- YOUR GOAL
Reproduce the listing lines below verbatim, starting with the line containing "step-number: 7 bbox=[303, 247, 317, 269]" and continuing up to and including the line containing "process-flow-line bbox=[37, 103, 759, 476]".

(Data records)
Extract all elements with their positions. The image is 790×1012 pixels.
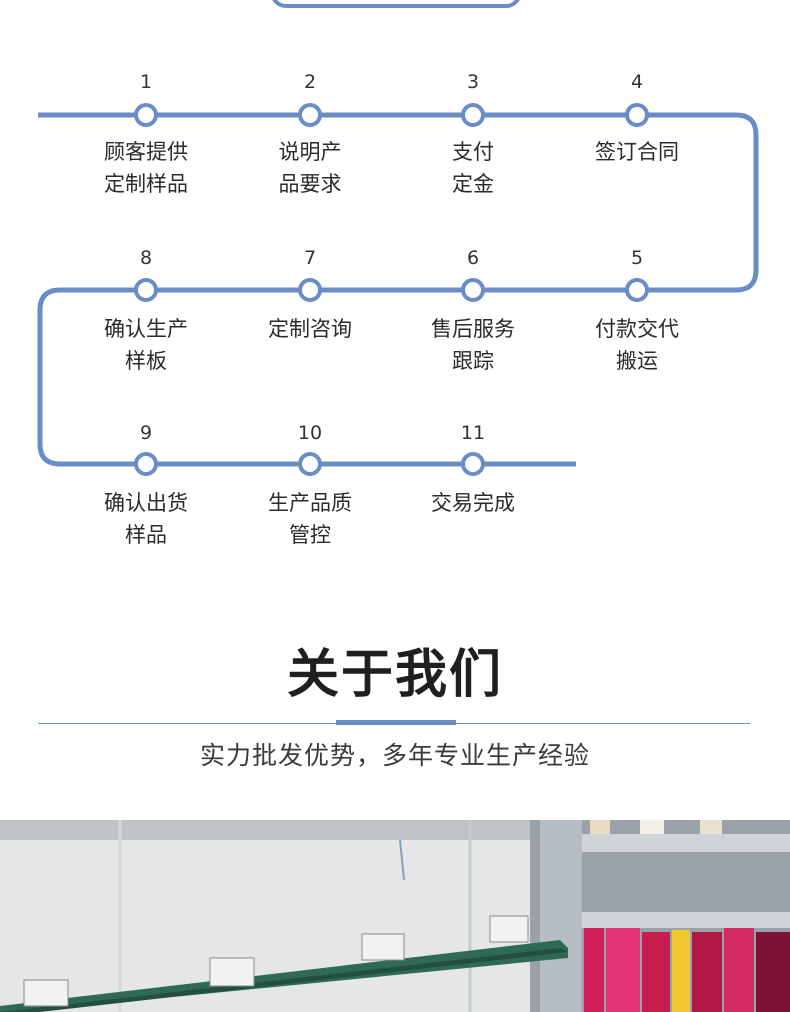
step-number: 7 bbox=[303, 247, 317, 269]
step-label: 签订合同 bbox=[595, 140, 679, 164]
about-title: 关于我们 bbox=[286, 645, 503, 705]
step-number: 5 bbox=[630, 247, 644, 269]
step-number: 11 bbox=[460, 422, 486, 444]
about-subtitle: 实力批发优势，多年专业生产经验 bbox=[199, 741, 590, 770]
about-divider-accent bbox=[336, 720, 456, 725]
step-node bbox=[298, 278, 322, 302]
step-number: 10 bbox=[297, 422, 323, 444]
step-label: 售后服务 跟踪 bbox=[431, 317, 515, 373]
step-label: 交易完成 bbox=[431, 491, 515, 515]
step-number: 1 bbox=[139, 71, 153, 93]
process-flow-line bbox=[37, 103, 759, 476]
step-number: 8 bbox=[139, 247, 153, 269]
step-node bbox=[134, 452, 158, 476]
step-number: 3 bbox=[466, 71, 480, 93]
step-node bbox=[461, 278, 485, 302]
step-label: 确认出货 样品 bbox=[104, 491, 188, 547]
step-node bbox=[298, 452, 322, 476]
step-label: 确认生产 样板 bbox=[104, 317, 188, 373]
step-node bbox=[134, 103, 158, 127]
step-node bbox=[461, 103, 485, 127]
step-node bbox=[298, 103, 322, 127]
step-node bbox=[625, 278, 649, 302]
step-label: 定制咨询 bbox=[268, 317, 352, 341]
step-number: 9 bbox=[139, 422, 153, 444]
step-label: 说明产 品要求 bbox=[278, 140, 342, 196]
step-number: 4 bbox=[630, 71, 644, 93]
factory-photo bbox=[0, 820, 790, 1012]
step-label: 付款交代 搬运 bbox=[595, 317, 679, 373]
step-label: 顾客提供 定制样品 bbox=[104, 140, 188, 196]
step-label: 生产品质 管控 bbox=[268, 491, 352, 547]
step-node bbox=[461, 452, 485, 476]
step-node bbox=[625, 103, 649, 127]
step-label: 支付 定金 bbox=[452, 140, 494, 196]
step-number: 2 bbox=[303, 71, 317, 93]
step-number: 6 bbox=[466, 247, 480, 269]
flow-path bbox=[37, 112, 759, 467]
step-node bbox=[134, 278, 158, 302]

- WRITTEN RESPONSE
step-number: 7 bbox=[303, 247, 317, 269]
step-label: 签订合同 bbox=[595, 140, 679, 164]
about-title: 关于我们 bbox=[286, 645, 503, 705]
step-number: 5 bbox=[630, 247, 644, 269]
step-number: 11 bbox=[460, 422, 486, 444]
about-subtitle: 实力批发优势，多年专业生产经验 bbox=[199, 741, 590, 770]
about-divider-accent bbox=[336, 720, 456, 725]
step-node bbox=[298, 278, 322, 302]
step-number: 10 bbox=[297, 422, 323, 444]
step-label: 售后服务 跟踪 bbox=[431, 317, 515, 373]
step-label: 交易完成 bbox=[431, 491, 515, 515]
step-number: 1 bbox=[139, 71, 153, 93]
process-flow-line bbox=[37, 103, 759, 476]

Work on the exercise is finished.